## Exercise
Leaving out the pictures, please retype each record exactly.

──────── Entries shown ────────

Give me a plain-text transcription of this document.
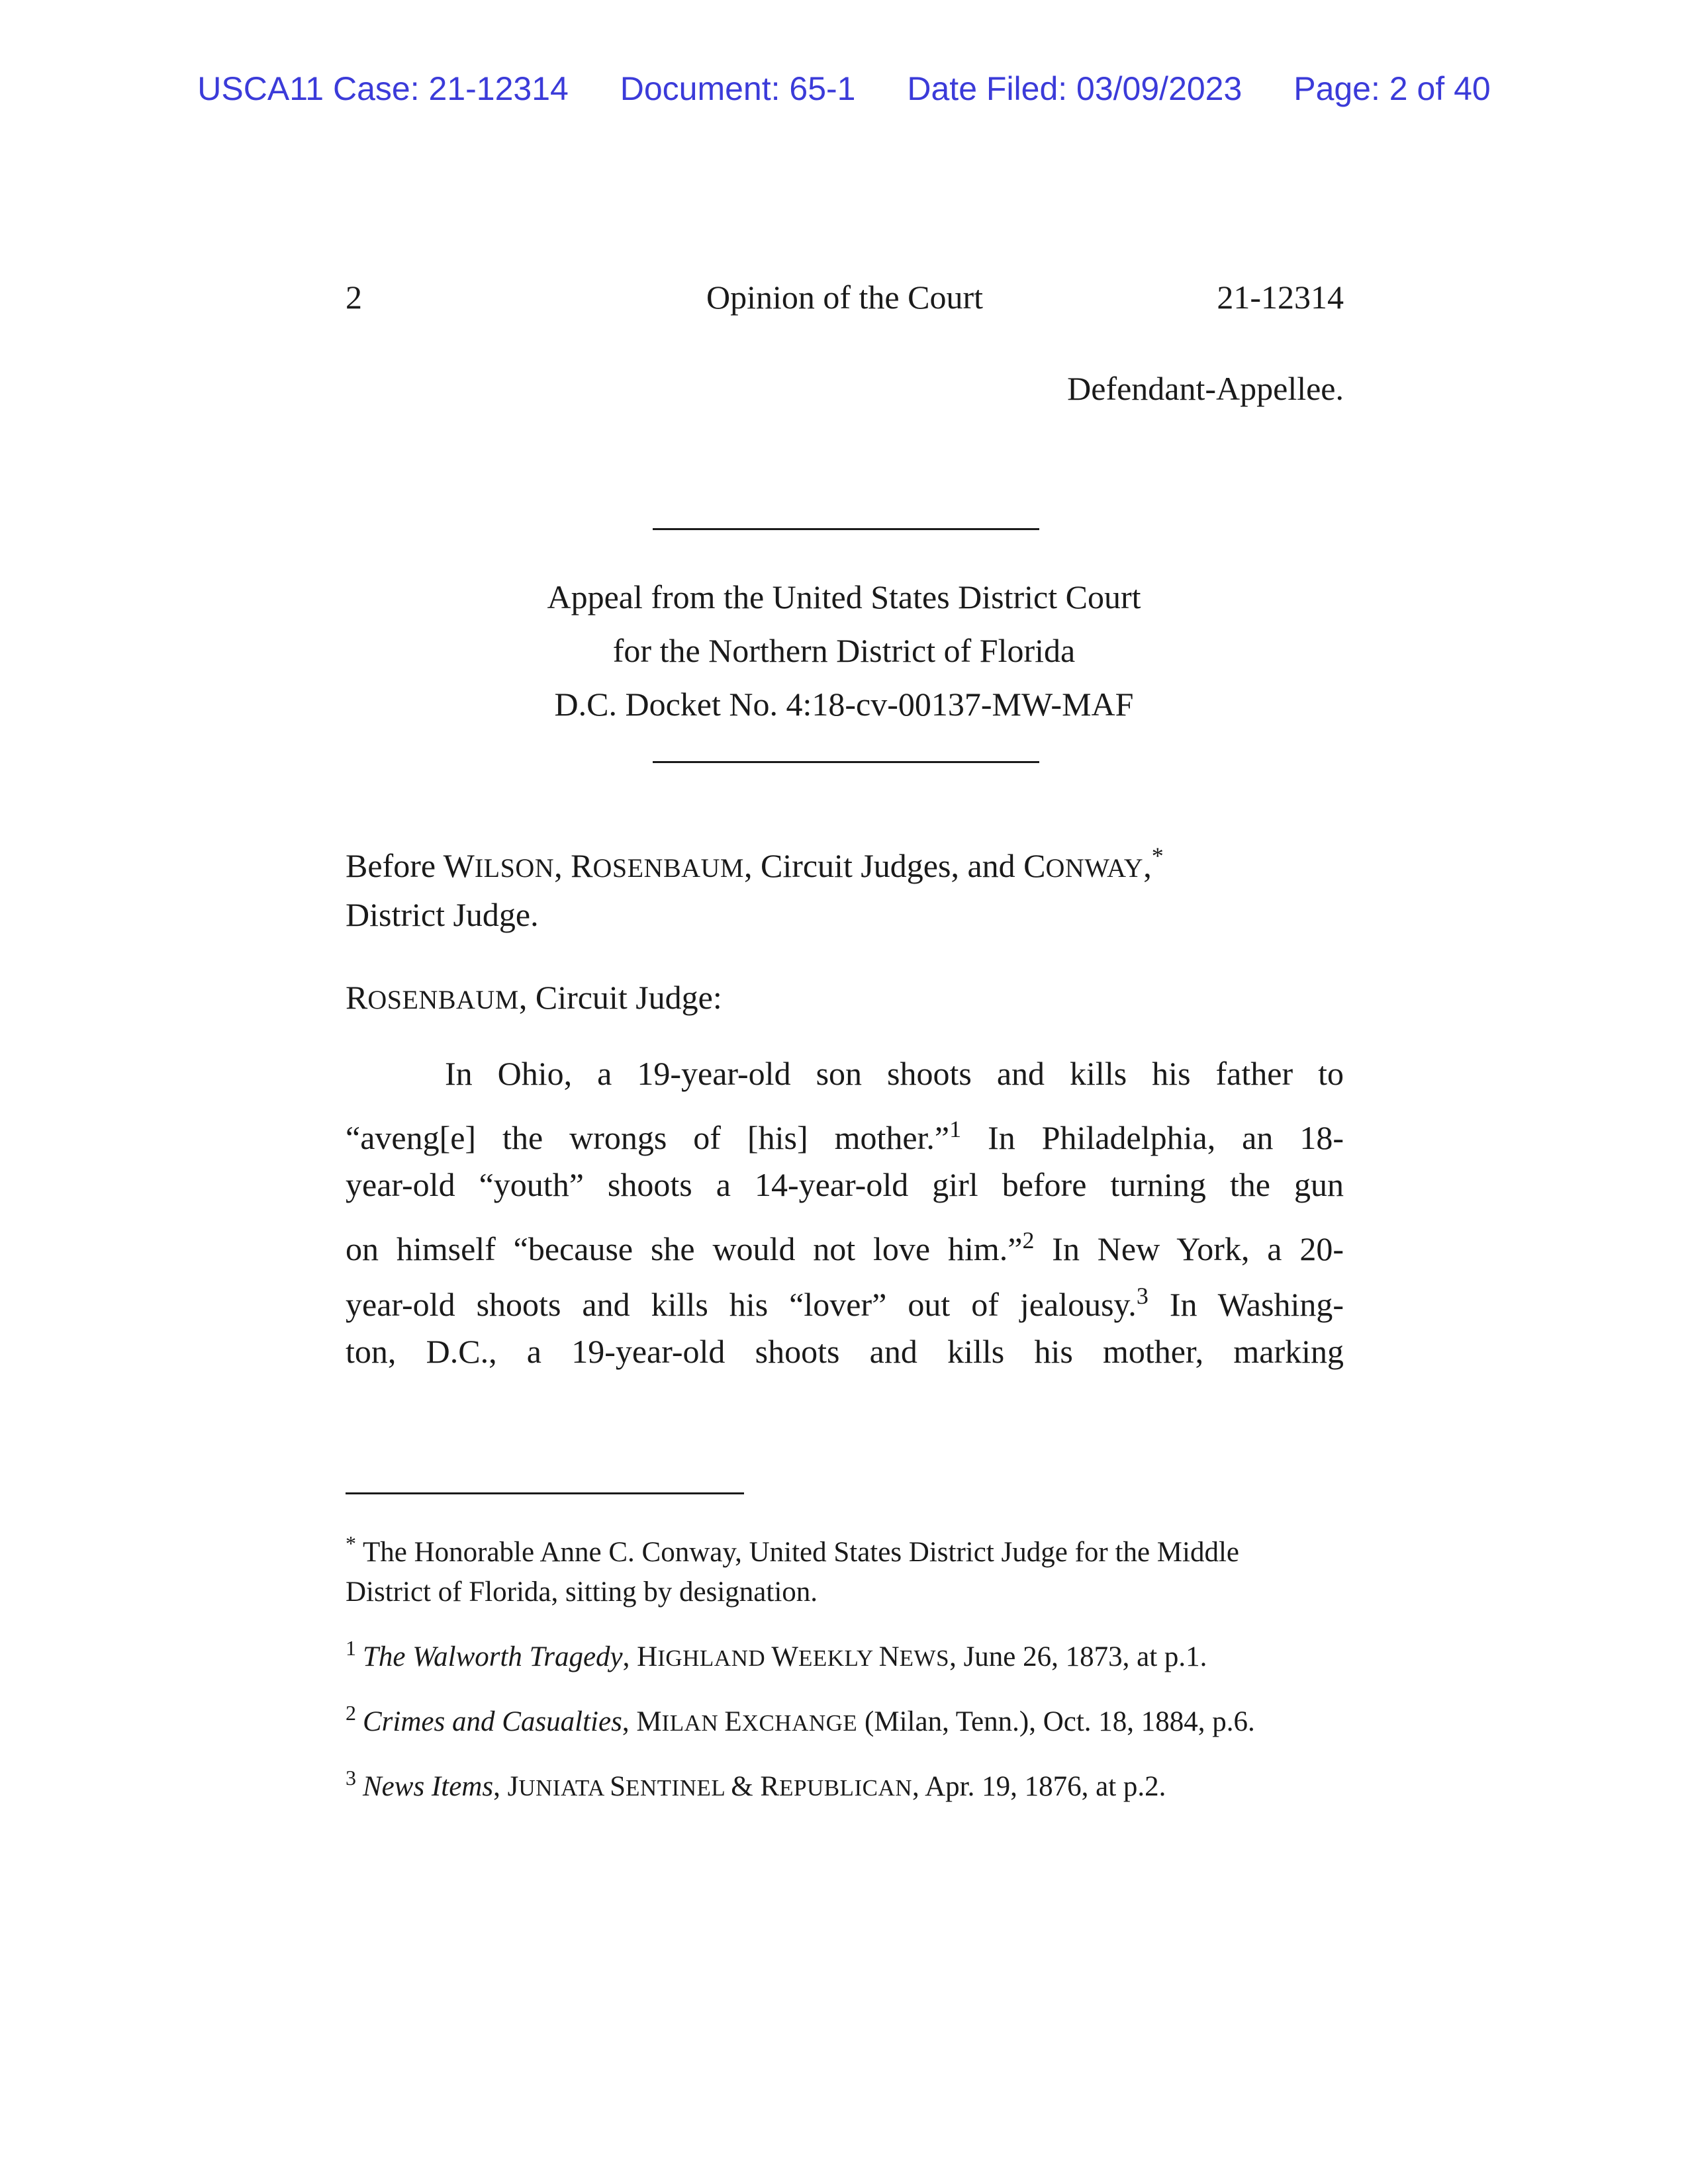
USCA11 Case: 21-12314 Document: 65-1 Date Filed: 03/09/2023 Page: 2 of 40
2	Opinion of the Court	21-12314
Defendant-Appellee.
Appeal from the United States District Court
for the Northern District of Florida
D.C. Docket No. 4:18-cv-00137-MW-MAF
Before WILSON, ROSENBAUM, Circuit Judges, and CONWAY,*
District Judge.
ROSENBAUM, Circuit Judge:
In Ohio, a 19-year-old son shoots and kills his father to
“aveng[e] the wrongs of [his] mother.”$^1$ In Philadelphia, an 18-
year-old “youth” shoots a 14-year-old girl before turning the gun
on himself “because she would not love him.”$^2$ In New York, a 20-
year-old shoots and kills his “lover” out of jealousy.$^3$ In Washing-
ton, D.C., a 19-year-old shoots and kills his mother, marking
* The Honorable Anne C. Conway, United States District Judge for the Middle
District of Florida, sitting by designation.
$^1$ The Walworth Tragedy, HIGHLAND WEEKLY NEWS, June 26, 1873, at p.1.
$^2$ Crimes and Casualties, MILAN EXCHANGE (Milan, Tenn.), Oct. 18, 1884, p.6.
$^3$ News Items, JUNIATA SENTINEL & REPUBLICAN, Apr. 19, 1876, at p.2.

────────

## Answer to this task
Give me a plain-text transcription of this document.
USCA11 Case: 21-12314 Document: 65-1 Date Filed: 03/09/2023 Page: 2 of 40
2	Opinion of the Court	21-12314
Defendant-Appellee.
Appeal from the United States District Court
for the Northern District of Florida
D.C. Docket No. 4:18-cv-00137-MW-MAF
Before WILSON, ROSENBAUM, Circuit Judges, and CONWAY,*
District Judge.
ROSENBAUM, Circuit Judge:
In Ohio, a 19-year-old son shoots and kills his father to
“aveng[e] the wrongs of [his] mother.”$^1$ In Philadelphia, an 18-
year-old “youth” shoots a 14-year-old girl before turning the gun
on himself “because she would not love him.”$^2$ In New York, a 20-
year-old shoots and kills his “lover” out of jealousy.$^3$ In Washing-
ton, D.C., a 19-year-old shoots and kills his mother, marking
* The Honorable Anne C. Conway, United States District Judge for the Middle
District of Florida, sitting by designation.
$^1$ The Walworth Tragedy, HIGHLAND WEEKLY NEWS, June 26, 1873, at p.1.
$^2$ Crimes and Casualties, MILAN EXCHANGE (Milan, Tenn.), Oct. 18, 1884, p.6.
$^3$ News Items, JUNIATA SENTINEL & REPUBLICAN, Apr. 19, 1876, at p.2.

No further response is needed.